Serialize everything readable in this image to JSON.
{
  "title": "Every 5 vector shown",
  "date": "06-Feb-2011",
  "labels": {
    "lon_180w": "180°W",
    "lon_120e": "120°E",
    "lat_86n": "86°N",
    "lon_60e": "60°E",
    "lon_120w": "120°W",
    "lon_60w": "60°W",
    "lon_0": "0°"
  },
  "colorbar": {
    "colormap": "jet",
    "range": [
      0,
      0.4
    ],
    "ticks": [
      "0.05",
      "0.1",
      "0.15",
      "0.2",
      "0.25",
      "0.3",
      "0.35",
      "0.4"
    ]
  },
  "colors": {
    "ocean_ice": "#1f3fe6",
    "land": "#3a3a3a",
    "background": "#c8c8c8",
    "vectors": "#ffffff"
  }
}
════
• PROBLEM REQUIREMENTS:
What do the records say? Quote them all exactly.

• SOLUTION TO THE PROBLEM:
Serialize everything readable in this image to JSON.
{
  "title": "Every 5 vector shown",
  "date": "06-Feb-2011",
  "labels": {
    "lon_180w": "180°W",
    "lon_120e": "120°E",
    "lat_86n": "86°N",
    "lon_60e": "60°E",
    "lon_120w": "120°W",
    "lon_60w": "60°W",
    "lon_0": "0°"
  },
  "colorbar": {
    "colormap": "jet",
    "range": [
      0,
      0.4
    ],
    "ticks": [
      "0.05",
      "0.1",
      "0.15",
      "0.2",
      "0.25",
      "0.3",
      "0.35",
      "0.4"
    ]
  },
  "colors": {
    "ocean_ice": "#1f3fe6",
    "land": "#3a3a3a",
    "background": "#c8c8c8",
    "vectors": "#ffffff"
  }
}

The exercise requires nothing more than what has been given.